[start of Dataset content]

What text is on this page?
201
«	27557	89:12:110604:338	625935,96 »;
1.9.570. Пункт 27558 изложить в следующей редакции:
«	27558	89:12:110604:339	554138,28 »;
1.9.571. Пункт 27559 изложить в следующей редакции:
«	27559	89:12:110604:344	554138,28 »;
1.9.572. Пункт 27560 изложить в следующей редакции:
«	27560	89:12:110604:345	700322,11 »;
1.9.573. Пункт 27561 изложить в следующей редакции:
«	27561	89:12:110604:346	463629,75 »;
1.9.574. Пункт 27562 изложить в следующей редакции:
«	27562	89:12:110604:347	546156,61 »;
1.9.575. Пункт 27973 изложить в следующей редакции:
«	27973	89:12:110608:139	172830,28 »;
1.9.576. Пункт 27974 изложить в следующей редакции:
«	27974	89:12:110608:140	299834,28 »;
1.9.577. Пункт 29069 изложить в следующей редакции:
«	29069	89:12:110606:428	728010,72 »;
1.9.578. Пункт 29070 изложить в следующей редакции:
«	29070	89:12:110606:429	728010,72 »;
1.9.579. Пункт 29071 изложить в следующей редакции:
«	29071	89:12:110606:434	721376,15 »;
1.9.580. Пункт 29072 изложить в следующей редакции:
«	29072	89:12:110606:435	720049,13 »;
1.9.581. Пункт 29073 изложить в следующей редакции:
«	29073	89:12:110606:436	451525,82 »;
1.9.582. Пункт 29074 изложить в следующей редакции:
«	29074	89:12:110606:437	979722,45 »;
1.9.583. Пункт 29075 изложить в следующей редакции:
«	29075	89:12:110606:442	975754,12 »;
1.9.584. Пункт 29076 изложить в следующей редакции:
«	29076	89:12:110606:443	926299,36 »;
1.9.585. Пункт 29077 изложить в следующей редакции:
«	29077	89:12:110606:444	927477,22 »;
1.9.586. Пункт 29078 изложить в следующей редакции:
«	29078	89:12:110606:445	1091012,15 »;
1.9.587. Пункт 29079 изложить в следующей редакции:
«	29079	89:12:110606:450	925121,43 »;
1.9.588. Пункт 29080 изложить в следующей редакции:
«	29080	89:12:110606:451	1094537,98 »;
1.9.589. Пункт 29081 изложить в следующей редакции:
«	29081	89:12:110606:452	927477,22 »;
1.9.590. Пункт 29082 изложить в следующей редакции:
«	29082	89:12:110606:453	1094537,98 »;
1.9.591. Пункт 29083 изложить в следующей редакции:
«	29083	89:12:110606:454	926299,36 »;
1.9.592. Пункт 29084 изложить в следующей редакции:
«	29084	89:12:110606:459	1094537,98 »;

[end of Dataset content]

## Stated task:
Write down every line of the data exactly as it appears above.

## Exercise response:
What text is on this page?
201
«	27557	89:12:110604:338	625935,96 »;
1.9.570. Пункт 27558 изложить в следующей редакции:
«	27558	89:12:110604:339	554138,28 »;
1.9.571. Пункт 27559 изложить в следующей редакции:
«	27559	89:12:110604:344	554138,28 »;
1.9.572. Пункт 27560 изложить в следующей редакции:
«	27560	89:12:110604:345	700322,11 »;
1.9.573. Пункт 27561 изложить в следующей редакции:
«	27561	89:12:110604:346	463629,75 »;
1.9.574. Пункт 27562 изложить в следующей редакции:
«	27562	89:12:110604:347	546156,61 »;
1.9.575. Пункт 27973 изложить в следующей редакции:
«	27973	89:12:110608:139	172830,28 »;
1.9.576. Пункт 27974 изложить в следующей редакции:
«	27974	89:12:110608:140	299834,28 »;
1.9.577. Пункт 29069 изложить в следующей редакции:
«	29069	89:12:110606:428	728010,72 »;
1.9.578. Пункт 29070 изложить в следующей редакции:
«	29070	89:12:110606:429	728010,72 »;
1.9.579. Пункт 29071 изложить в следующей редакции:
«	29071	89:12:110606:434	721376,15 »;
1.9.580. Пункт 29072 изложить в следующей редакции:
«	29072	89:12:110606:435	720049,13 »;
1.9.581. Пункт 29073 изложить в следующей редакции:
«	29073	89:12:110606:436	451525,82 »;
1.9.582. Пункт 29074 изложить в следующей редакции:
«	29074	89:12:110606:437	979722,45 »;
1.9.583. Пункт 29075 изложить в следующей редакции:
«	29075	89:12:110606:442	975754,12 »;
1.9.584. Пункт 29076 изложить в следующей редакции:
«	29076	89:12:110606:443	926299,36 »;
1.9.585. Пункт 29077 изложить в следующей редакции:
«	29077	89:12:110606:444	927477,22 »;
1.9.586. Пункт 29078 изложить в следующей редакции:
«	29078	89:12:110606:445	1091012,15 »;
1.9.587. Пункт 29079 изложить в следующей редакции:
«	29079	89:12:110606:450	925121,43 »;
1.9.588. Пункт 29080 изложить в следующей редакции:
«	29080	89:12:110606:451	1094537,98 »;
1.9.589. Пункт 29081 изложить в следующей редакции:
«	29081	89:12:110606:452	927477,22 »;
1.9.590. Пункт 29082 изложить в следующей редакции:
«	29082	89:12:110606:453	1094537,98 »;
1.9.591. Пункт 29083 изложить в следующей редакции:
«	29083	89:12:110606:454	926299,36 »;
1.9.592. Пункт 29084 изложить в следующей редакции:
«	29084	89:12:110606:459	1094537,98 »;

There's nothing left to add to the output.